<<<<

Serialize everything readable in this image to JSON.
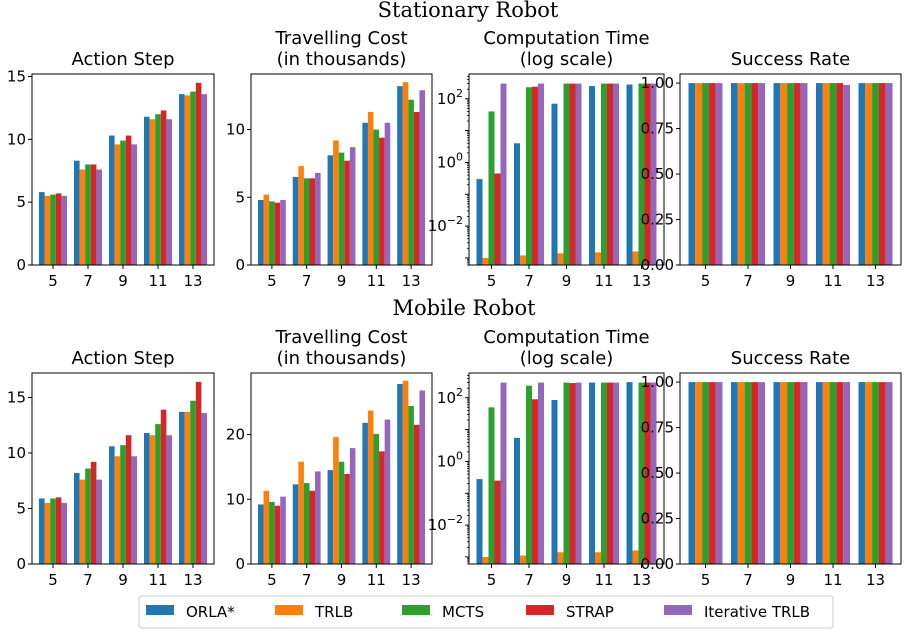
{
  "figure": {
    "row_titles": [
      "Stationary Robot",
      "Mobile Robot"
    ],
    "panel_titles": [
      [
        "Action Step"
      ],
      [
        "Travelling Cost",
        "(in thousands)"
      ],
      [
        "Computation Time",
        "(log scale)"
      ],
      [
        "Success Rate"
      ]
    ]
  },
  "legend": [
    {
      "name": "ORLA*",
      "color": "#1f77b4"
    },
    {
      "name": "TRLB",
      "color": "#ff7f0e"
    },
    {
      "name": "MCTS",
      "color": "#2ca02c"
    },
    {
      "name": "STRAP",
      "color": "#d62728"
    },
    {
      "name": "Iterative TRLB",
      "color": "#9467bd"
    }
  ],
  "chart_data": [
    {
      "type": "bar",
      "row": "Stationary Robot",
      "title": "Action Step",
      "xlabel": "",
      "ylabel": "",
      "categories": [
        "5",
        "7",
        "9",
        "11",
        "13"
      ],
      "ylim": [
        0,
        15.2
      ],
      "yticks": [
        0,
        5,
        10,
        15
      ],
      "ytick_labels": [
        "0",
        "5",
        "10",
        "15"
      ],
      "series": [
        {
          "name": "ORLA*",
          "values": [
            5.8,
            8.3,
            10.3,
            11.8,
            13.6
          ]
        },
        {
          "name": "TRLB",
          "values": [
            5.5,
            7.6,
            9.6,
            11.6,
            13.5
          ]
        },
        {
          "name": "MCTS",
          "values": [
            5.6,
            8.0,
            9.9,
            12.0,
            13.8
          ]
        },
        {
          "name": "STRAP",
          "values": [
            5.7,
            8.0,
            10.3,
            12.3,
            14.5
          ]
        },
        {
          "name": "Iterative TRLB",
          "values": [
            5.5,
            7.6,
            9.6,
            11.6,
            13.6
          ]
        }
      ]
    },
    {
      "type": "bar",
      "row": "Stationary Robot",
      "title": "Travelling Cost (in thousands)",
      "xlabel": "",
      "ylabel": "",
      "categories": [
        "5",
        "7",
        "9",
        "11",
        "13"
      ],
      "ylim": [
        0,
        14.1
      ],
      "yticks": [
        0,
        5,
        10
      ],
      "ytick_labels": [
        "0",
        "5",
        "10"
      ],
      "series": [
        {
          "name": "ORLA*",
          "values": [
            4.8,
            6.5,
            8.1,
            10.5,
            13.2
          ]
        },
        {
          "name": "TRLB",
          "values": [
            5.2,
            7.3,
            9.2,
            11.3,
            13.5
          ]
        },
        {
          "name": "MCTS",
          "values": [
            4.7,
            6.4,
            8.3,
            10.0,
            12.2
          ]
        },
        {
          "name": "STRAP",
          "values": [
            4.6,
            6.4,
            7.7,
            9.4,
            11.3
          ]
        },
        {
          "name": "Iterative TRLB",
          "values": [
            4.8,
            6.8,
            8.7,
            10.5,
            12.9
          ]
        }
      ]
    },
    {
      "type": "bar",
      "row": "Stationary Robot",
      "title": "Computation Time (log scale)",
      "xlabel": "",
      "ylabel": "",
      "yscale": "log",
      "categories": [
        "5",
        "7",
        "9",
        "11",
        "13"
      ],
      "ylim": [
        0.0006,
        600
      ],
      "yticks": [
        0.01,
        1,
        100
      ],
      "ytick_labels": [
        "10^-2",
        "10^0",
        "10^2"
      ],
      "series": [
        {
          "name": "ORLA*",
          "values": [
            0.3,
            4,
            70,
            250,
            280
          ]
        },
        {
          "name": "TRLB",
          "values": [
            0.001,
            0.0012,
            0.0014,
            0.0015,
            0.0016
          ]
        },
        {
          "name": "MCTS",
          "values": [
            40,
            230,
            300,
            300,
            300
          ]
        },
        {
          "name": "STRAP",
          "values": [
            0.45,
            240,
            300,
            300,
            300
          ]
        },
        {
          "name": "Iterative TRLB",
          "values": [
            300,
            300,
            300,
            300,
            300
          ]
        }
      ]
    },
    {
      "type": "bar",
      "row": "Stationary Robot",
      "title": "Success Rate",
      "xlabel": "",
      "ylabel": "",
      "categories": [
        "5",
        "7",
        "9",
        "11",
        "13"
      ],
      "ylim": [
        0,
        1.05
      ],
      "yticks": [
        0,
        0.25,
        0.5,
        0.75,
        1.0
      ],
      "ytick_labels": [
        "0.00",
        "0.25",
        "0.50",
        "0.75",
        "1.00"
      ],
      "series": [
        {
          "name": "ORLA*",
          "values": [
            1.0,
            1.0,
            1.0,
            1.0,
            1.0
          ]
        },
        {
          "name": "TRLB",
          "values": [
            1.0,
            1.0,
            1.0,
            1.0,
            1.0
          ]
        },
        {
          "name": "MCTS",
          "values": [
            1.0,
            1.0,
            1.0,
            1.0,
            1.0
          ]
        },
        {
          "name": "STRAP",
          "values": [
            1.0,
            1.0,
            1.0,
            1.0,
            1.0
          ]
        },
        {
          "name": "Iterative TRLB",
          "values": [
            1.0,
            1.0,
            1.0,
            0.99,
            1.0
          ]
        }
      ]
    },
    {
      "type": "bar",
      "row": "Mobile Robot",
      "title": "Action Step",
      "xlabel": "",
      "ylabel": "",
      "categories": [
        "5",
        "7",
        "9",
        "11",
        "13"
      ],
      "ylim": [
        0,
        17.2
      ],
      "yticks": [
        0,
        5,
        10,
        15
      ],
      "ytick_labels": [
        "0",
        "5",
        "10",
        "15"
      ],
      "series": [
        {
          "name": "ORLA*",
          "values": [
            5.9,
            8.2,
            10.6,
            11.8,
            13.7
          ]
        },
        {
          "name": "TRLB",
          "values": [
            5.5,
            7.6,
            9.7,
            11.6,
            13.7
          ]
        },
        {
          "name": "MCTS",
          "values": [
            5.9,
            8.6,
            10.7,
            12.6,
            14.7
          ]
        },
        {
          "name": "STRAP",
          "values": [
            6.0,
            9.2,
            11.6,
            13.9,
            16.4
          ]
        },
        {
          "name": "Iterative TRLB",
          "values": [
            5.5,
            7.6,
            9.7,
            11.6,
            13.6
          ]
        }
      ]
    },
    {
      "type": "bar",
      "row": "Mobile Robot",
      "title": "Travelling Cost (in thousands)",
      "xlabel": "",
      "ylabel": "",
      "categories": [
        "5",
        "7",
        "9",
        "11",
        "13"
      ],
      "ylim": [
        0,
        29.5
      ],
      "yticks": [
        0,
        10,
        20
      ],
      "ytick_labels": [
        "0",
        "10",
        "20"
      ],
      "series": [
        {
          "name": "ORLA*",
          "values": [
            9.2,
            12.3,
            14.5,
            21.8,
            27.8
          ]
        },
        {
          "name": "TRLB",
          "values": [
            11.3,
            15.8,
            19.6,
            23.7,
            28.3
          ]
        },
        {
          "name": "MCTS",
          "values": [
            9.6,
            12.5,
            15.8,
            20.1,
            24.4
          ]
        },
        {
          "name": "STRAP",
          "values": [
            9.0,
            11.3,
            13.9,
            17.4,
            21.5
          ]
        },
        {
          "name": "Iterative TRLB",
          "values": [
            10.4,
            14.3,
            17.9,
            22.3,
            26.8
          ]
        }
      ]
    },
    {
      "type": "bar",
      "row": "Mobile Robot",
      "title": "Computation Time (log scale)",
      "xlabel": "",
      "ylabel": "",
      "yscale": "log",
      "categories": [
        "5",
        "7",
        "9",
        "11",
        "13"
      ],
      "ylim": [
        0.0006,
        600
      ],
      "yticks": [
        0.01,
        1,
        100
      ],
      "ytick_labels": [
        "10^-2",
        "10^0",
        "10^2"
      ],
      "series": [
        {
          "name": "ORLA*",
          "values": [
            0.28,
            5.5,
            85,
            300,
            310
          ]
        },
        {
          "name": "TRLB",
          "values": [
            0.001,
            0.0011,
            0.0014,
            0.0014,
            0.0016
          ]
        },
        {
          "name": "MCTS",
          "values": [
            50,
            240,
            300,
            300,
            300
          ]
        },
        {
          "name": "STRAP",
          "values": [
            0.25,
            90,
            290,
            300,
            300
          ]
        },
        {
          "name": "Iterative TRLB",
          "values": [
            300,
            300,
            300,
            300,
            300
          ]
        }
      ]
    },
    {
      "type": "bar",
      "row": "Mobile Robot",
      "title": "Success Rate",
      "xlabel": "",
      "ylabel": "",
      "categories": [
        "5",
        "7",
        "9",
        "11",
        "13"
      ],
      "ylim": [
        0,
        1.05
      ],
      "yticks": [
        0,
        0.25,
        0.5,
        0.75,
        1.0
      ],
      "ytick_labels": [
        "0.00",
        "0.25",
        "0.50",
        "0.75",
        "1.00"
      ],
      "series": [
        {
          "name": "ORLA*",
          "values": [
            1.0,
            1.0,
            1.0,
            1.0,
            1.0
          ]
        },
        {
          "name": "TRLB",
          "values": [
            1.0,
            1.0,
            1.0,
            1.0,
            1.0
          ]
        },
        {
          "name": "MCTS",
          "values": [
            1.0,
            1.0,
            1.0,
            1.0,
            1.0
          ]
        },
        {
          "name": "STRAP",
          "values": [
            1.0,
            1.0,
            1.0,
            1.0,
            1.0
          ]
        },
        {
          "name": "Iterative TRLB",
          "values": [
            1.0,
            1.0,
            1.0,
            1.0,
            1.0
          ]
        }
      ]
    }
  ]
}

>>>>

__OBJECTIVE__
From the entries, report each line that includes the word "color".

__THE SOLUTION__
      "color": "#1f77b4"
      "color": "#ff7f0e"
      "color": "#2ca02c"
      "color": "#d62728"
      "color": "#9467bd"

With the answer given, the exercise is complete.